⟨

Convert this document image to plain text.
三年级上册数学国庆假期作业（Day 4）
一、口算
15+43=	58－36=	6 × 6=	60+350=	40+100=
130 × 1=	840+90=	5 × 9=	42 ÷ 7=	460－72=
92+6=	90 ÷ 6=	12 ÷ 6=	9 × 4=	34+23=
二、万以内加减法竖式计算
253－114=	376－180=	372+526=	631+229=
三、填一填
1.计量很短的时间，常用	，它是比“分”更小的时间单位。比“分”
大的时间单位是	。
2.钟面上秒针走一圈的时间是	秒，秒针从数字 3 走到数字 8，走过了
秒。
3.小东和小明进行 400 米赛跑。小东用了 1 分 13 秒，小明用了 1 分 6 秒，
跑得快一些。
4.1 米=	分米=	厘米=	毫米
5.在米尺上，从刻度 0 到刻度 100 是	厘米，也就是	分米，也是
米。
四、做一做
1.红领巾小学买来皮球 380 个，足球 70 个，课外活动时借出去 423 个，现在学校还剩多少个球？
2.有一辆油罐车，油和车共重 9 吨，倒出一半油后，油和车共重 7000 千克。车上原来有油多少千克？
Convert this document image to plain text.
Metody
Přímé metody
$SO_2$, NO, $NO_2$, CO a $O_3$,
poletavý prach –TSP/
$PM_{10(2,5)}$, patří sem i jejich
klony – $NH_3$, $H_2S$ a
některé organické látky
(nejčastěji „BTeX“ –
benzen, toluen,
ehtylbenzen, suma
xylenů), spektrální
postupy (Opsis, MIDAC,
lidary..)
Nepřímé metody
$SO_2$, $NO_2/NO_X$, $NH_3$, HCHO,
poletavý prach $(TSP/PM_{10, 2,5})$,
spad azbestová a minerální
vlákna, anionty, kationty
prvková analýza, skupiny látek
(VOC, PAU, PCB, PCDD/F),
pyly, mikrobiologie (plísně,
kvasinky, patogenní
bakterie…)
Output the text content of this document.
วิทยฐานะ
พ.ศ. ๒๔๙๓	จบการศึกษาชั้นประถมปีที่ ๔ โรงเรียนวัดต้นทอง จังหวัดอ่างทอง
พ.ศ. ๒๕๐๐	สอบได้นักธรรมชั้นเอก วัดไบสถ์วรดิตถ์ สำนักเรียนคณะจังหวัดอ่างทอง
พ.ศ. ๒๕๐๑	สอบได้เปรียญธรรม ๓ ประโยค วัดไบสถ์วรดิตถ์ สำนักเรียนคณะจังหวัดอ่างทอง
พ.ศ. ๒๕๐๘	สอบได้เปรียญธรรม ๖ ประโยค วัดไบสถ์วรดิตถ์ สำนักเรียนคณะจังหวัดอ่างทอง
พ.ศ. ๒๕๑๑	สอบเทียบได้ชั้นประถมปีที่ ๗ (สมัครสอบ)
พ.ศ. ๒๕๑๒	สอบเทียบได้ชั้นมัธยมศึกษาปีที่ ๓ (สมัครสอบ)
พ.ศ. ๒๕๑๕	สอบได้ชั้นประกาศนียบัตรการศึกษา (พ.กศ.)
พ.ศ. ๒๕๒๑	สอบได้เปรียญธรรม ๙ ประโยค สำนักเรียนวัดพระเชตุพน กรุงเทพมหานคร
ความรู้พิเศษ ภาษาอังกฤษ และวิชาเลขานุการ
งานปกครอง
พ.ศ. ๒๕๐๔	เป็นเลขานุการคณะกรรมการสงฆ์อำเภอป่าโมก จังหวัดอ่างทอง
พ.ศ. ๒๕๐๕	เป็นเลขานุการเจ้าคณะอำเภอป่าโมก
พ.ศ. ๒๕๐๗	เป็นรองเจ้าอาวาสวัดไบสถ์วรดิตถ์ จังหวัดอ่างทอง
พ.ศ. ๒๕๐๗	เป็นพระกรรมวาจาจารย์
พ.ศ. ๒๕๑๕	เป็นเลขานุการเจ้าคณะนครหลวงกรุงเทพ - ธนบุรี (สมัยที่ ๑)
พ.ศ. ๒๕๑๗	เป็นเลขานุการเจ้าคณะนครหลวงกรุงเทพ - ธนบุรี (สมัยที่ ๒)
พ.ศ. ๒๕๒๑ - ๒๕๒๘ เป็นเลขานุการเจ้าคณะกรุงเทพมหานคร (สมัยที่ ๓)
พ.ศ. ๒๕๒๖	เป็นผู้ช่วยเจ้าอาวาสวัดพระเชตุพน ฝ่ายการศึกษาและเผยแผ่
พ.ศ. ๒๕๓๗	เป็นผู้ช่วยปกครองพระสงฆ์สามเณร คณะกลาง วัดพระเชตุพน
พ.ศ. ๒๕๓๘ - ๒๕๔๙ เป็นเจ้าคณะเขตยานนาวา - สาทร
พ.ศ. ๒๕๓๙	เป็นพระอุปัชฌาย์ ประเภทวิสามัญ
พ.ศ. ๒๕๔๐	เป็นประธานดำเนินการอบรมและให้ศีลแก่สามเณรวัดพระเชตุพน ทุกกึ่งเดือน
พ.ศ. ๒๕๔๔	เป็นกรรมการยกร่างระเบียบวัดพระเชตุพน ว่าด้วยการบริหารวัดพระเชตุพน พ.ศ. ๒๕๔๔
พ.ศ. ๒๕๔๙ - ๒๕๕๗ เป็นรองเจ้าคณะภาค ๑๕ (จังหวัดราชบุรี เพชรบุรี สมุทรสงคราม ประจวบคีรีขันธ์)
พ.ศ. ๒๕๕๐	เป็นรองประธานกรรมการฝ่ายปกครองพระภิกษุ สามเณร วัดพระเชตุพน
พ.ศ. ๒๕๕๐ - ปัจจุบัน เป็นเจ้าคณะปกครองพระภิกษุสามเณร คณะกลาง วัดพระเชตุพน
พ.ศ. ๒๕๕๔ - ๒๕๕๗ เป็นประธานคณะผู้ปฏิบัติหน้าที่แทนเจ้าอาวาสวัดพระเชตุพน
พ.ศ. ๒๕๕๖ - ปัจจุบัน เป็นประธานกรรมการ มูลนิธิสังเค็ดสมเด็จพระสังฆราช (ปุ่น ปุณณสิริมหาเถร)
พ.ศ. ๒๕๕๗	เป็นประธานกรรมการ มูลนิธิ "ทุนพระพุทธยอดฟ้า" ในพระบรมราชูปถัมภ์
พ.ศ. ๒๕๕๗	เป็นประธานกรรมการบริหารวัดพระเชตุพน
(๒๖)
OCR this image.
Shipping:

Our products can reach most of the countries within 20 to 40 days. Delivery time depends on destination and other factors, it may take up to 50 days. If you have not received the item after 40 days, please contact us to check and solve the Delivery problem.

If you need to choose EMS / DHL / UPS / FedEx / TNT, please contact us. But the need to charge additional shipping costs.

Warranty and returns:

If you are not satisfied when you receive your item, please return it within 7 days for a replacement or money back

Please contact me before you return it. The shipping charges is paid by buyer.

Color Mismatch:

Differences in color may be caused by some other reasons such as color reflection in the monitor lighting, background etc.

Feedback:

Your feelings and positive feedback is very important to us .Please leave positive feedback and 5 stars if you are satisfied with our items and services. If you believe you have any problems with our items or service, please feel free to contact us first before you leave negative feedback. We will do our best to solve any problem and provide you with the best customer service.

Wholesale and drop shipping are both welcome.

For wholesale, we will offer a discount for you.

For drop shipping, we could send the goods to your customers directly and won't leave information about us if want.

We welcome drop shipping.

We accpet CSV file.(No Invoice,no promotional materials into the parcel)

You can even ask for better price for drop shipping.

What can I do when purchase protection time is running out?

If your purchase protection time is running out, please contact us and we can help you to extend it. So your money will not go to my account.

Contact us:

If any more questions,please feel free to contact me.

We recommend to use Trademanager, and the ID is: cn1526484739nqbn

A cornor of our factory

⟩

[WHAT THE TASK REQUIRES] Lines of the listing that contain the word "prach" are to be counted; report only their number.

[RESPONSE FOR THIS EXERCISE] 2